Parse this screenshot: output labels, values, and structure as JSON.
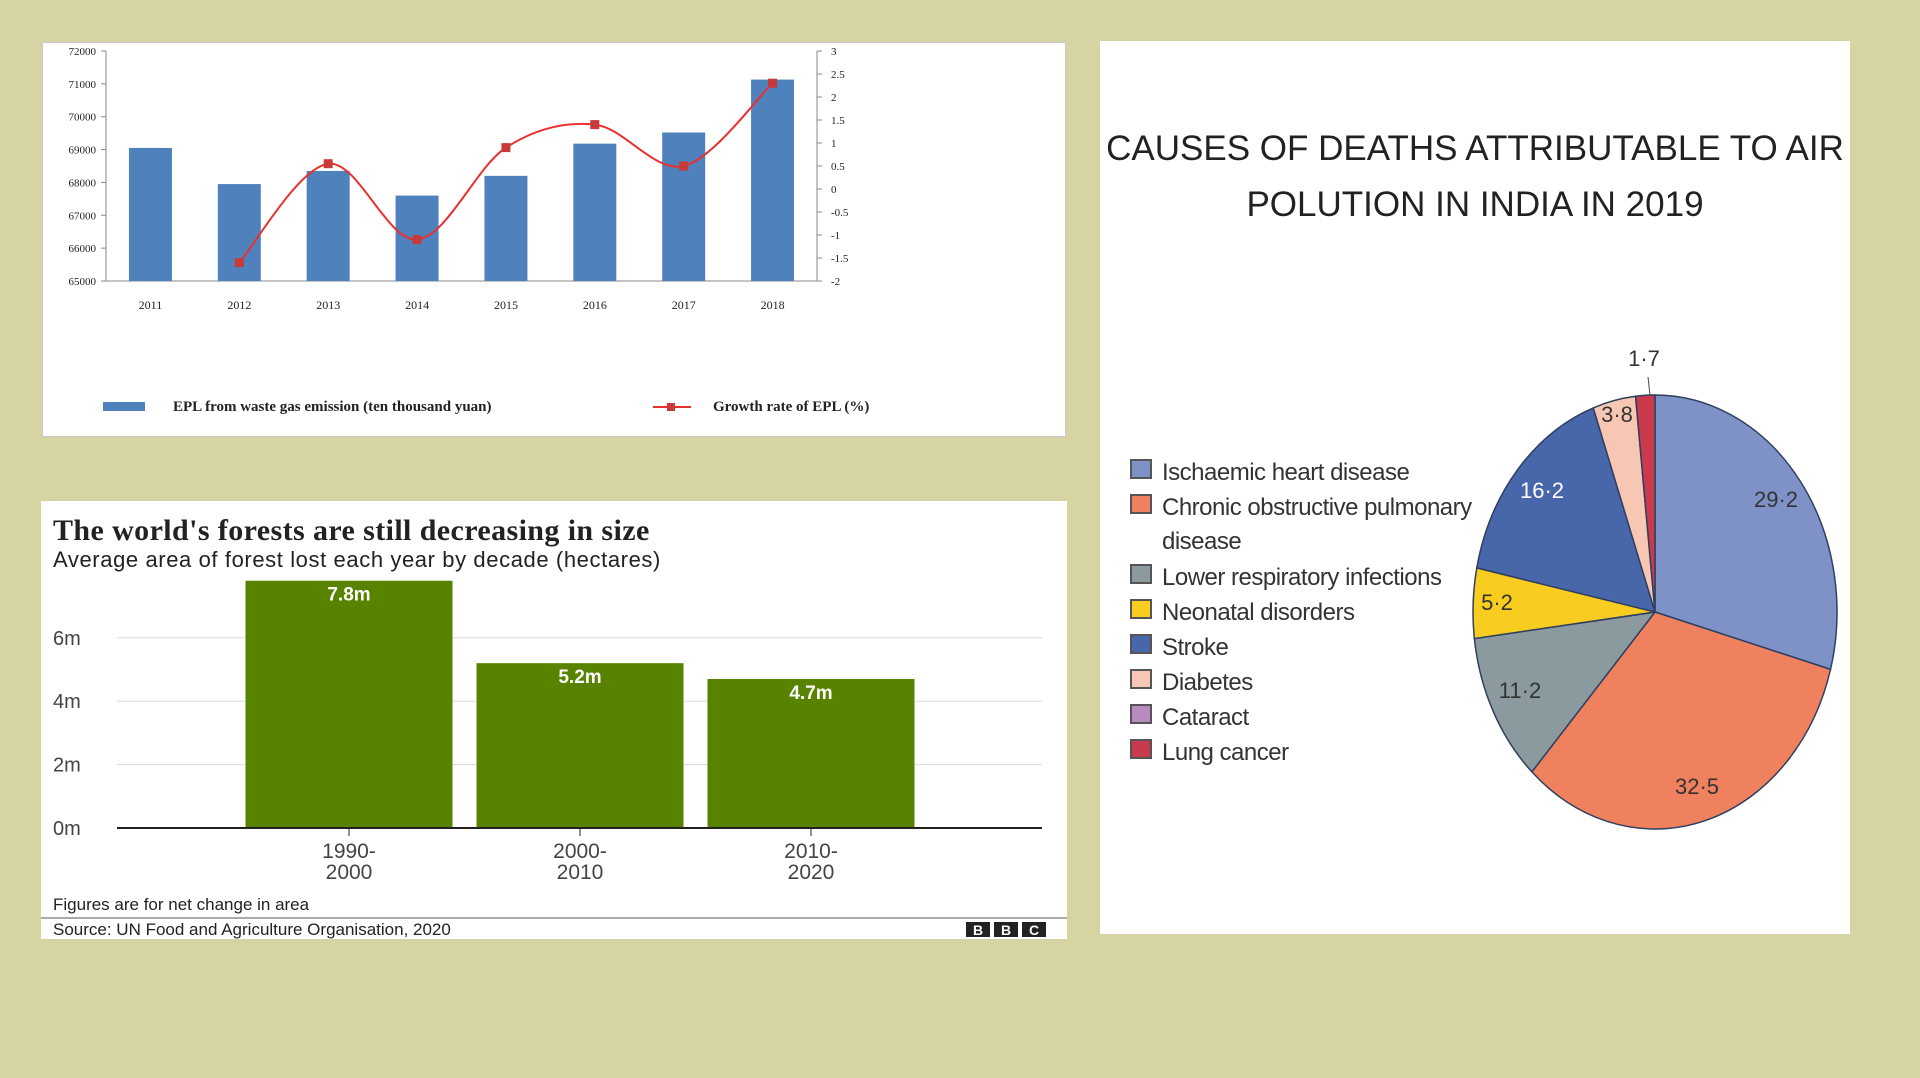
{
  "chart_data": [
    {
      "type": "bar",
      "categories": [
        "2011",
        "2012",
        "2013",
        "2014",
        "2015",
        "2016",
        "2017",
        "2018"
      ],
      "series": [
        {
          "name": "EPL from waste gas emission (ten thousand yuan)",
          "type": "bar",
          "axis": "left",
          "values": [
            69050,
            67950,
            68350,
            67600,
            68200,
            69180,
            69520,
            71130
          ],
          "color": "#4f81bd"
        },
        {
          "name": "Growth rate of EPL (%)",
          "type": "line",
          "axis": "right",
          "values": [
            null,
            -1.6,
            0.55,
            -1.1,
            0.9,
            1.4,
            0.5,
            2.3
          ],
          "color": "#e8312f"
        }
      ],
      "ylim": [
        65000,
        72000
      ],
      "yticks": [
        "72000",
        "71000",
        "70000",
        "69000",
        "68000",
        "67000",
        "66000",
        "65000"
      ],
      "y2lim": [
        -2,
        3
      ],
      "y2ticks": [
        "3",
        "2.5",
        "2",
        "1.5",
        "1",
        "0.5",
        "0",
        "-0.5",
        "-1",
        "-1.5",
        "-2"
      ],
      "legend": "bottom",
      "grid": false
    },
    {
      "type": "bar",
      "title": "The world's forests are still decreasing in size",
      "subtitle": "Average area of forest lost each year by decade (hectares)",
      "categories": [
        [
          "1990-",
          "2000"
        ],
        [
          "2000-",
          "2010"
        ],
        [
          "2010-",
          "2020"
        ]
      ],
      "values": [
        7.8,
        5.2,
        4.7
      ],
      "data_labels": [
        "7.8m",
        "5.2m",
        "4.7m"
      ],
      "yticks": [
        "6m",
        "4m",
        "2m",
        "0m"
      ],
      "ylim": [
        0,
        8
      ],
      "grid": true,
      "color": "#588300",
      "note": "Figures are for net change in area",
      "source": "Source: UN Food and Agriculture Organisation, 2020",
      "brand": [
        "B",
        "B",
        "C"
      ]
    },
    {
      "type": "pie",
      "title": [
        "CAUSES OF DEATHS ATTRIBUTABLE TO AIR",
        "POLUTION IN INDIA IN 2019"
      ],
      "legend": "left",
      "slices": [
        {
          "label": "Ischaemic heart disease",
          "value": 29.2,
          "display": "29·2",
          "color": "#7f92c8"
        },
        {
          "label": "Chronic obstructive pulmonary disease",
          "value": 32.5,
          "display": "32·5",
          "color": "#f0815f"
        },
        {
          "label": "Lower respiratory infections",
          "value": 11.2,
          "display": "11·2",
          "color": "#8a9a9e"
        },
        {
          "label": "Neonatal disorders",
          "value": 5.2,
          "display": "5·2",
          "color": "#f8cd20"
        },
        {
          "label": "Stroke",
          "value": 16.2,
          "display": "16·2",
          "color": "#4867aa"
        },
        {
          "label": "Diabetes",
          "value": 3.8,
          "display": "3·8",
          "color": "#f7c7b4"
        },
        {
          "label": "Cataract",
          "value": 0,
          "display": "",
          "color": "#b98ac0"
        },
        {
          "label": "Lung cancer",
          "value": 1.7,
          "display": "1·7",
          "color": "#c83a4c"
        }
      ],
      "legend_lines": [
        [
          "Ischaemic heart disease"
        ],
        [
          "Chronic obstructive pulmonary",
          "disease"
        ],
        [
          "Lower respiratory infections"
        ],
        [
          "Neonatal disorders"
        ],
        [
          "Stroke"
        ],
        [
          "Diabetes"
        ],
        [
          "Cataract"
        ],
        [
          "Lung cancer"
        ]
      ]
    }
  ]
}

----------------

TASK DIRECTIONS - Reproduce every record above exactly, omitting the pictures.

EXERCISE OUTPUT -
Parse this screenshot: output labels, values, and structure as JSON.
{
  "chart_data": [
    {
      "type": "bar",
      "categories": [
        "2011",
        "2012",
        "2013",
        "2014",
        "2015",
        "2016",
        "2017",
        "2018"
      ],
      "series": [
        {
          "name": "EPL from waste gas emission (ten thousand yuan)",
          "type": "bar",
          "axis": "left",
          "values": [
            69050,
            67950,
            68350,
            67600,
            68200,
            69180,
            69520,
            71130
          ],
          "color": "#4f81bd"
        },
        {
          "name": "Growth rate of EPL (%)",
          "type": "line",
          "axis": "right",
          "values": [
            null,
            -1.6,
            0.55,
            -1.1,
            0.9,
            1.4,
            0.5,
            2.3
          ],
          "color": "#e8312f"
        }
      ],
      "ylim": [
        65000,
        72000
      ],
      "yticks": [
        "72000",
        "71000",
        "70000",
        "69000",
        "68000",
        "67000",
        "66000",
        "65000"
      ],
      "y2lim": [
        -2,
        3
      ],
      "y2ticks": [
        "3",
        "2.5",
        "2",
        "1.5",
        "1",
        "0.5",
        "0",
        "-0.5",
        "-1",
        "-1.5",
        "-2"
      ],
      "legend": "bottom",
      "grid": false
    },
    {
      "type": "bar",
      "title": "The world's forests are still decreasing in size",
      "subtitle": "Average area of forest lost each year by decade (hectares)",
      "categories": [
        [
          "1990-",
          "2000"
        ],
        [
          "2000-",
          "2010"
        ],
        [
          "2010-",
          "2020"
        ]
      ],
      "values": [
        7.8,
        5.2,
        4.7
      ],
      "data_labels": [
        "7.8m",
        "5.2m",
        "4.7m"
      ],
      "yticks": [
        "6m",
        "4m",
        "2m",
        "0m"
      ],
      "ylim": [
        0,
        8
      ],
      "grid": true,
      "color": "#588300",
      "note": "Figures are for net change in area",
      "source": "Source: UN Food and Agriculture Organisation, 2020",
      "brand": [
        "B",
        "B",
        "C"
      ]
    },
    {
      "type": "pie",
      "title": [
        "CAUSES OF DEATHS ATTRIBUTABLE TO AIR",
        "POLUTION IN INDIA IN 2019"
      ],
      "legend": "left",
      "slices": [
        {
          "label": "Ischaemic heart disease",
          "value": 29.2,
          "display": "29·2",
          "color": "#7f92c8"
        },
        {
          "label": "Chronic obstructive pulmonary disease",
          "value": 32.5,
          "display": "32·5",
          "color": "#f0815f"
        },
        {
          "label": "Lower respiratory infections",
          "value": 11.2,
          "display": "11·2",
          "color": "#8a9a9e"
        },
        {
          "label": "Neonatal disorders",
          "value": 5.2,
          "display": "5·2",
          "color": "#f8cd20"
        },
        {
          "label": "Stroke",
          "value": 16.2,
          "display": "16·2",
          "color": "#4867aa"
        },
        {
          "label": "Diabetes",
          "value": 3.8,
          "display": "3·8",
          "color": "#f7c7b4"
        },
        {
          "label": "Cataract",
          "value": 0,
          "display": "",
          "color": "#b98ac0"
        },
        {
          "label": "Lung cancer",
          "value": 1.7,
          "display": "1·7",
          "color": "#c83a4c"
        }
      ],
      "legend_lines": [
        [
          "Ischaemic heart disease"
        ],
        [
          "Chronic obstructive pulmonary",
          "disease"
        ],
        [
          "Lower respiratory infections"
        ],
        [
          "Neonatal disorders"
        ],
        [
          "Stroke"
        ],
        [
          "Diabetes"
        ],
        [
          "Cataract"
        ],
        [
          "Lung cancer"
        ]
      ]
    }
  ]
}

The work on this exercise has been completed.